- [Dataset entries on figures]:

____

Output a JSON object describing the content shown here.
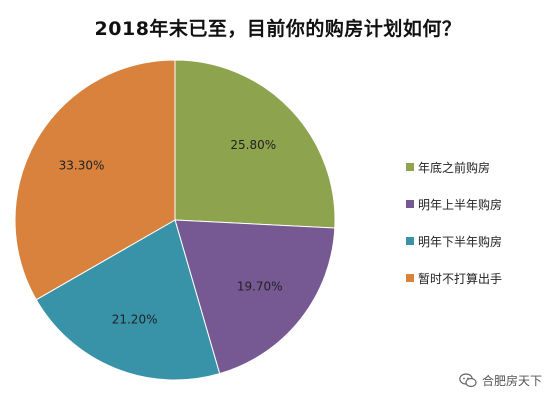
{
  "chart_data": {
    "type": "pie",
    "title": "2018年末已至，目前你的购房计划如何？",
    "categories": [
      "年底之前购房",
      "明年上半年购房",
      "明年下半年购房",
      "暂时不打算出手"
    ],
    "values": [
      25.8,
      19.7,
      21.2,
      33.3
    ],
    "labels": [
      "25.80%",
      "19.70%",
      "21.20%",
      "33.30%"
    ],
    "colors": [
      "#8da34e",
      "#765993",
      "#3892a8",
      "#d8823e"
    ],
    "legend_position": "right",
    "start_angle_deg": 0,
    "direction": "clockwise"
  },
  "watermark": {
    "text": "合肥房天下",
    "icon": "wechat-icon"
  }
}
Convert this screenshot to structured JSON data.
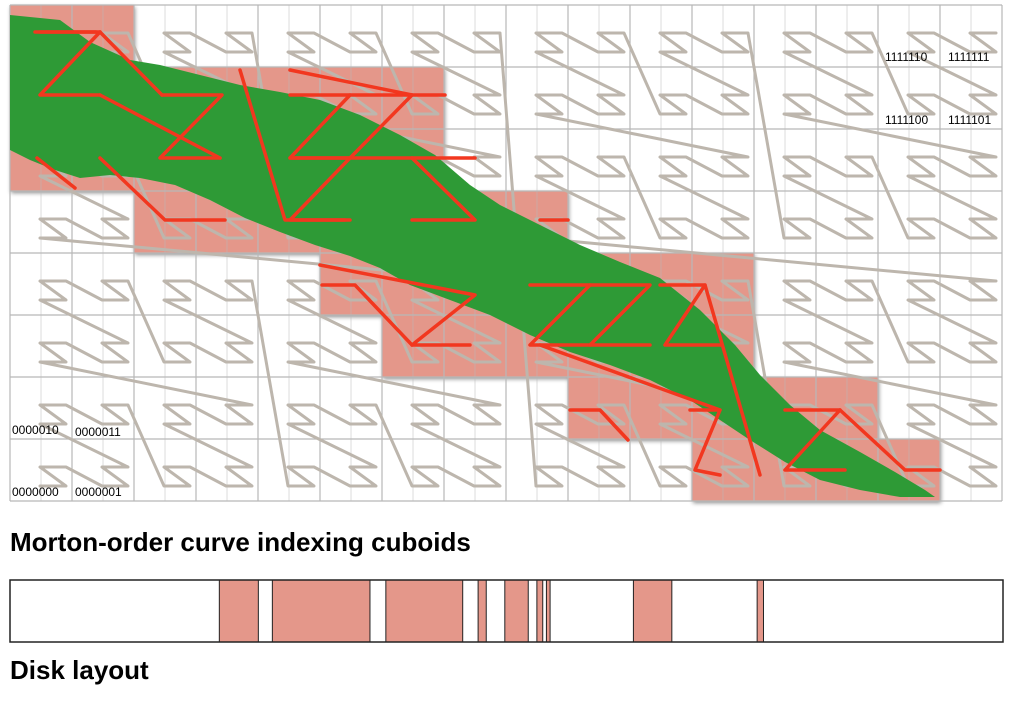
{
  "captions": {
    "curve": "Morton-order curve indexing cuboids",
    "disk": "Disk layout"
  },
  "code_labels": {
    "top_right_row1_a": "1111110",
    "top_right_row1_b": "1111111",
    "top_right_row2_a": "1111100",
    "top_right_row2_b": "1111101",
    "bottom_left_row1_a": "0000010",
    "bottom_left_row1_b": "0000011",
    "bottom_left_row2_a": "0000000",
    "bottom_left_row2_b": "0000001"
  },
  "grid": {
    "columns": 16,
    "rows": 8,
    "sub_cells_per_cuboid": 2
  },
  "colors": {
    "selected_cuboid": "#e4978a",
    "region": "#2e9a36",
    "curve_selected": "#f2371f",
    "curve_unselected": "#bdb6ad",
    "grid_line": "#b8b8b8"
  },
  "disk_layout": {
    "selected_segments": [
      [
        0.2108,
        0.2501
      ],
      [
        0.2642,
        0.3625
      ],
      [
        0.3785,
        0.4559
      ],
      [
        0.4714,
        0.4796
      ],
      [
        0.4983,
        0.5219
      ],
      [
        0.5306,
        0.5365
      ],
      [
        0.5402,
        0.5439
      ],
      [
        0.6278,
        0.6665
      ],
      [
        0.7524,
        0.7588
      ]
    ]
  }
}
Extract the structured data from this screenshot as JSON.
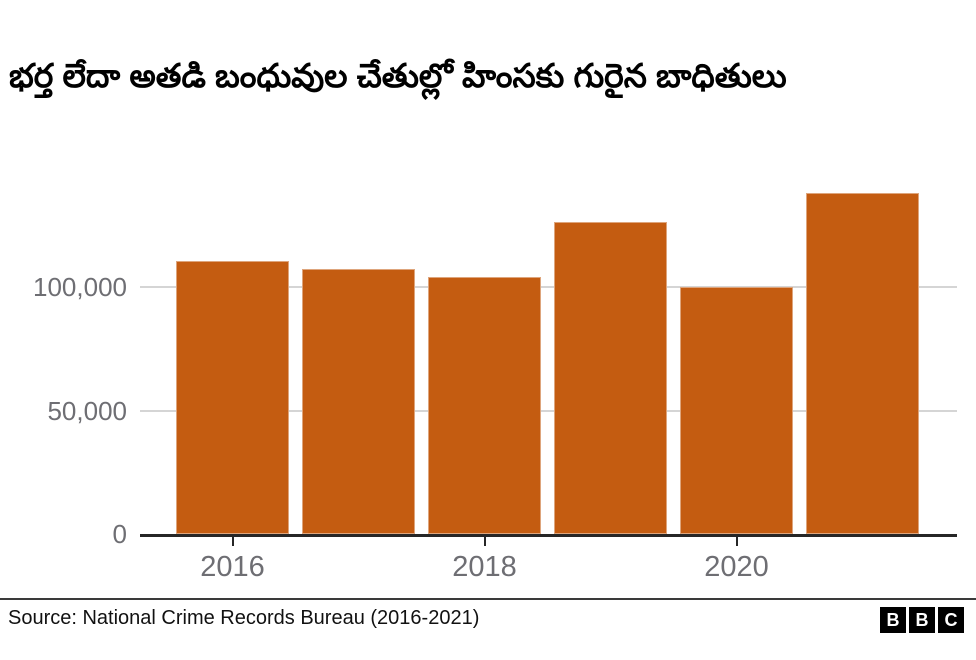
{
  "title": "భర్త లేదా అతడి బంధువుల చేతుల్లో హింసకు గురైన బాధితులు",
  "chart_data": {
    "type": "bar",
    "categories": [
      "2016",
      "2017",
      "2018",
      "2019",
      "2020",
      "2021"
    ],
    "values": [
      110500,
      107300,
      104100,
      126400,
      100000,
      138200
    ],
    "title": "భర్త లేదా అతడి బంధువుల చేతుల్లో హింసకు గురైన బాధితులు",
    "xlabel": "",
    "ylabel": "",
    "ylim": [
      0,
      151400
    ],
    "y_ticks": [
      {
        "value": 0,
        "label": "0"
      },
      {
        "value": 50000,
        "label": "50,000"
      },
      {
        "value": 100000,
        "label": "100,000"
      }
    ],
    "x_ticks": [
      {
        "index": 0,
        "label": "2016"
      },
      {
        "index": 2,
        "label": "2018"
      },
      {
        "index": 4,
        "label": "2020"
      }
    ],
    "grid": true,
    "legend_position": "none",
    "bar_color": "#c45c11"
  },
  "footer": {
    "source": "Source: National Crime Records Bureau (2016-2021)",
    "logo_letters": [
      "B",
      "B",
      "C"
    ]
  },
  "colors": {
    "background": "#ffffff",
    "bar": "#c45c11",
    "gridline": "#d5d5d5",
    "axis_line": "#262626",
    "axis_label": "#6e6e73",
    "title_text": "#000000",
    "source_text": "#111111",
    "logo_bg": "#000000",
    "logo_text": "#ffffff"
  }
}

____

- [Direction]: Copy the records exactly as they appear, excluding images.

- [Correct response]:
Output a JSON object describing the content shown here.
{
  "chart_data": {
    "type": "pie",
    "title": "2018年末已至，目前你的购房计划如何？",
    "categories": [
      "年底之前购房",
      "明年上半年购房",
      "明年下半年购房",
      "暂时不打算出手"
    ],
    "values": [
      25.8,
      19.7,
      21.2,
      33.3
    ],
    "labels": [
      "25.80%",
      "19.70%",
      "21.20%",
      "33.30%"
    ],
    "colors": [
      "#8da34e",
      "#765993",
      "#3892a8",
      "#d8823e"
    ],
    "legend_position": "right",
    "start_angle_deg": 0,
    "direction": "clockwise"
  },
  "watermark": {
    "text": "合肥房天下",
    "icon": "wechat-icon"
  }
}
Convert this screenshot to structured JSON data.
{
  "captions": {
    "curve": "Morton-order curve indexing cuboids",
    "disk": "Disk layout"
  },
  "code_labels": {
    "top_right_row1_a": "1111110",
    "top_right_row1_b": "1111111",
    "top_right_row2_a": "1111100",
    "top_right_row2_b": "1111101",
    "bottom_left_row1_a": "0000010",
    "bottom_left_row1_b": "0000011",
    "bottom_left_row2_a": "0000000",
    "bottom_left_row2_b": "0000001"
  },
  "grid": {
    "columns": 16,
    "rows": 8,
    "sub_cells_per_cuboid": 2
  },
  "colors": {
    "selected_cuboid": "#e4978a",
    "region": "#2e9a36",
    "curve_selected": "#f2371f",
    "curve_unselected": "#bdb6ad",
    "grid_line": "#b8b8b8"
  },
  "disk_layout": {
    "selected_segments": [
      [
        0.2108,
        0.2501
      ],
      [
        0.2642,
        0.3625
      ],
      [
        0.3785,
        0.4559
      ],
      [
        0.4714,
        0.4796
      ],
      [
        0.4983,
        0.5219
      ],
      [
        0.5306,
        0.5365
      ],
      [
        0.5402,
        0.5439
      ],
      [
        0.6278,
        0.6665
      ],
      [
        0.7524,
        0.7588
      ]
    ]
  }
}
Extract the structured data from this screenshot as JSON.
{
  "title": "భర్త లేదా అతడి బంధువుల చేతుల్లో హింసకు గురైన బాధితులు",
  "chart_data": {
    "type": "bar",
    "categories": [
      "2016",
      "2017",
      "2018",
      "2019",
      "2020",
      "2021"
    ],
    "values": [
      110500,
      107300,
      104100,
      126400,
      100000,
      138200
    ],
    "title": "భర్త లేదా అతడి బంధువుల చేతుల్లో హింసకు గురైన బాధితులు",
    "xlabel": "",
    "ylabel": "",
    "ylim": [
      0,
      151400
    ],
    "y_ticks": [
      {
        "value": 0,
        "label": "0"
      },
      {
        "value": 50000,
        "label": "50,000"
      },
      {
        "value": 100000,
        "label": "100,000"
      }
    ],
    "x_ticks": [
      {
        "index": 0,
        "label": "2016"
      },
      {
        "index": 2,
        "label": "2018"
      },
      {
        "index": 4,
        "label": "2020"
      }
    ],
    "grid": true,
    "legend_position": "none",
    "bar_color": "#c45c11"
  },
  "footer": {
    "source": "Source: National Crime Records Bureau (2016-2021)",
    "logo_letters": [
      "B",
      "B",
      "C"
    ]
  },
  "colors": {
    "background": "#ffffff",
    "bar": "#c45c11",
    "gridline": "#d5d5d5",
    "axis_line": "#262626",
    "axis_label": "#6e6e73",
    "title_text": "#000000",
    "source_text": "#111111",
    "logo_bg": "#000000",
    "logo_text": "#ffffff"
  }
}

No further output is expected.